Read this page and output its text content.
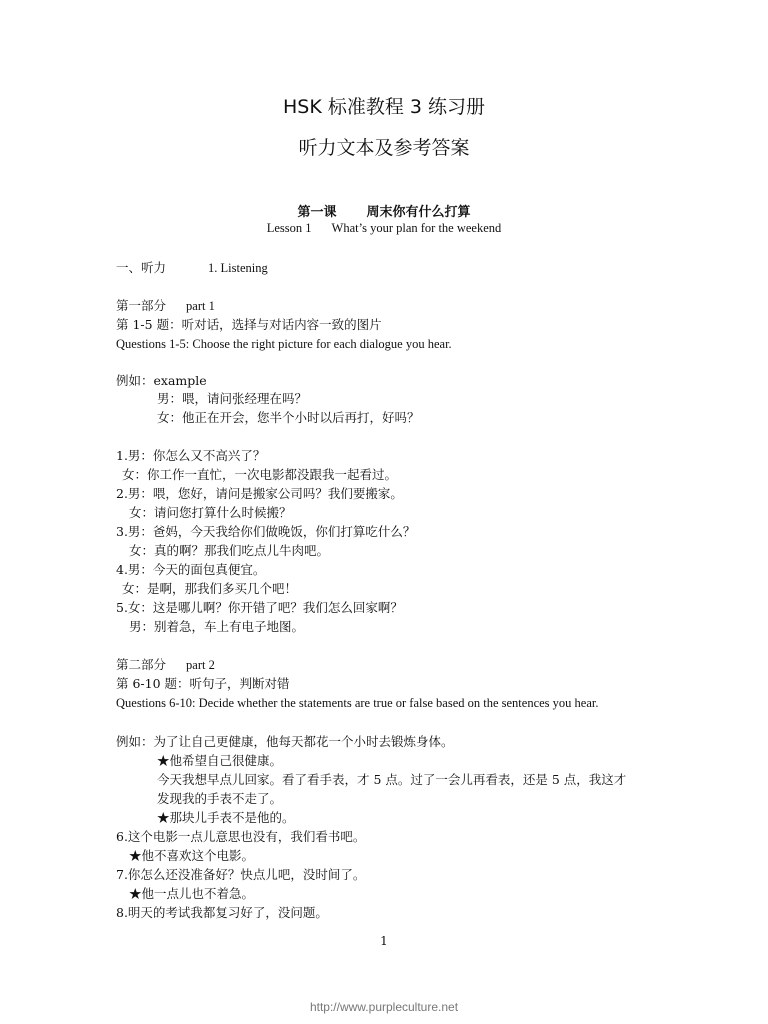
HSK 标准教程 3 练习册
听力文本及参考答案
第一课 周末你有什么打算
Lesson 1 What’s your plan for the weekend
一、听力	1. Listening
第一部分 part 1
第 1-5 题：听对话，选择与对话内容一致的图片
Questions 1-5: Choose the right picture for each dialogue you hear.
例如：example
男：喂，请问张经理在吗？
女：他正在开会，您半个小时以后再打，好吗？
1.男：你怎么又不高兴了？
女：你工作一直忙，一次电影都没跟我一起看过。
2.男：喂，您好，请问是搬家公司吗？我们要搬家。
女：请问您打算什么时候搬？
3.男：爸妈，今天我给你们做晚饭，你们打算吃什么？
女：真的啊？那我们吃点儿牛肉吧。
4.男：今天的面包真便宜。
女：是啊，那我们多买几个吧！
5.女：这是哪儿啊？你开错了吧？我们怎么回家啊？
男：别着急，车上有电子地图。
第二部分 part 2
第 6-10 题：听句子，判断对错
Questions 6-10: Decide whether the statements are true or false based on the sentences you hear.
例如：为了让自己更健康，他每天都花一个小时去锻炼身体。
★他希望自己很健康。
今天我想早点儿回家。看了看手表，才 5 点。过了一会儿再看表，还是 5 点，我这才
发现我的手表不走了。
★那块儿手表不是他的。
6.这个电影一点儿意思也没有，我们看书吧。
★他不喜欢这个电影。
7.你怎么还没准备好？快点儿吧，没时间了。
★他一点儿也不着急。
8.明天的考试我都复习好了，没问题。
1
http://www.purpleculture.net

........

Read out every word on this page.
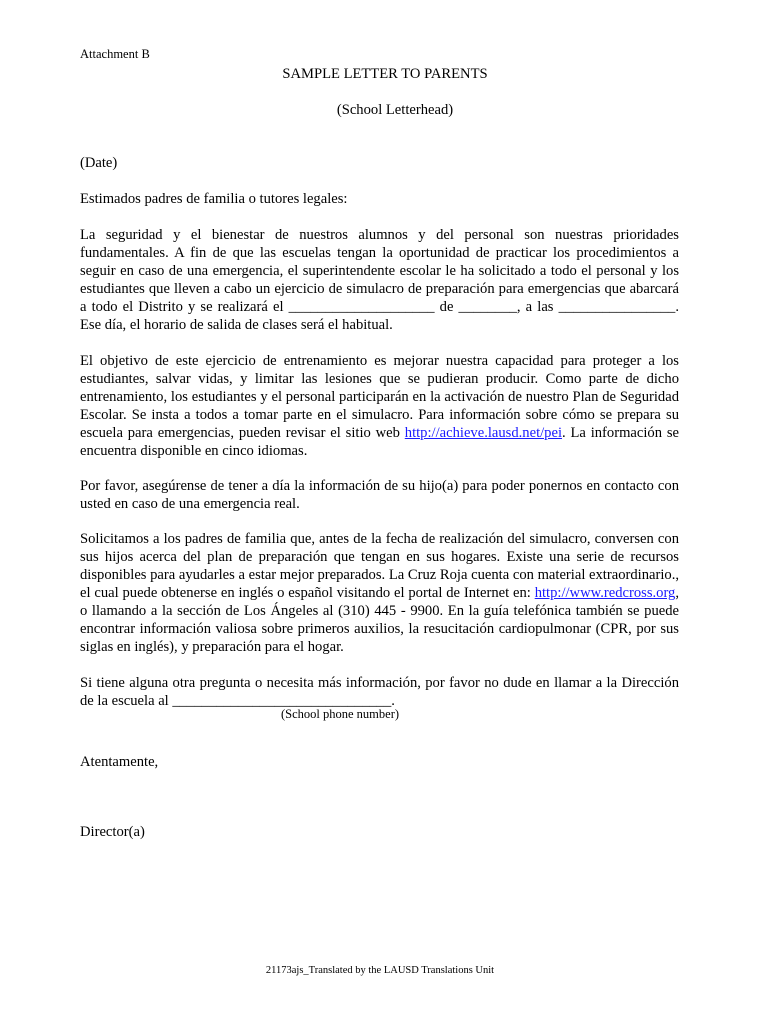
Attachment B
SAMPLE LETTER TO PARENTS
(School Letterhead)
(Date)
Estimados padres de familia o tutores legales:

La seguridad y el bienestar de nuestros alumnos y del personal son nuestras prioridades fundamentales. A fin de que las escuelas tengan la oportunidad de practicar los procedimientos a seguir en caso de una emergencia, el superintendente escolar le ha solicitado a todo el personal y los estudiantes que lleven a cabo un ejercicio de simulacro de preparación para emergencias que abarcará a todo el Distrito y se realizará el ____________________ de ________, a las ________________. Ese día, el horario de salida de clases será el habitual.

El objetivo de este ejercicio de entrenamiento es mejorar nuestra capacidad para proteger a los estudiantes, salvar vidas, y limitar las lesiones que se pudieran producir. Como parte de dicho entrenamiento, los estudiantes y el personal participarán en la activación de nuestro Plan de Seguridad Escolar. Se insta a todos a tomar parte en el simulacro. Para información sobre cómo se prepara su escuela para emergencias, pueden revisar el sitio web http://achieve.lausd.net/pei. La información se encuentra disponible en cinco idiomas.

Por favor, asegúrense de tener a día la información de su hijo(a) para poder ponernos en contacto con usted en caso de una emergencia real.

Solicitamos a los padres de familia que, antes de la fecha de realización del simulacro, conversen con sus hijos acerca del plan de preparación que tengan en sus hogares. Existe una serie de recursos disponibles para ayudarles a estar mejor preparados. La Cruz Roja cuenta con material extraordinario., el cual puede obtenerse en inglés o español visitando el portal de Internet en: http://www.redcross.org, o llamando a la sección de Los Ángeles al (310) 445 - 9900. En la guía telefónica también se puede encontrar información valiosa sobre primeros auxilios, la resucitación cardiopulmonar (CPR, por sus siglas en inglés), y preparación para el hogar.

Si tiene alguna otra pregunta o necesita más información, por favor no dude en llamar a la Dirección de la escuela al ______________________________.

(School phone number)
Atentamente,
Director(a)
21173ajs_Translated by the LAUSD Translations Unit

........

Search the entries for the word "this" and pick out every line that holds it.

Read this page and output its text content.
Read out every word on this page.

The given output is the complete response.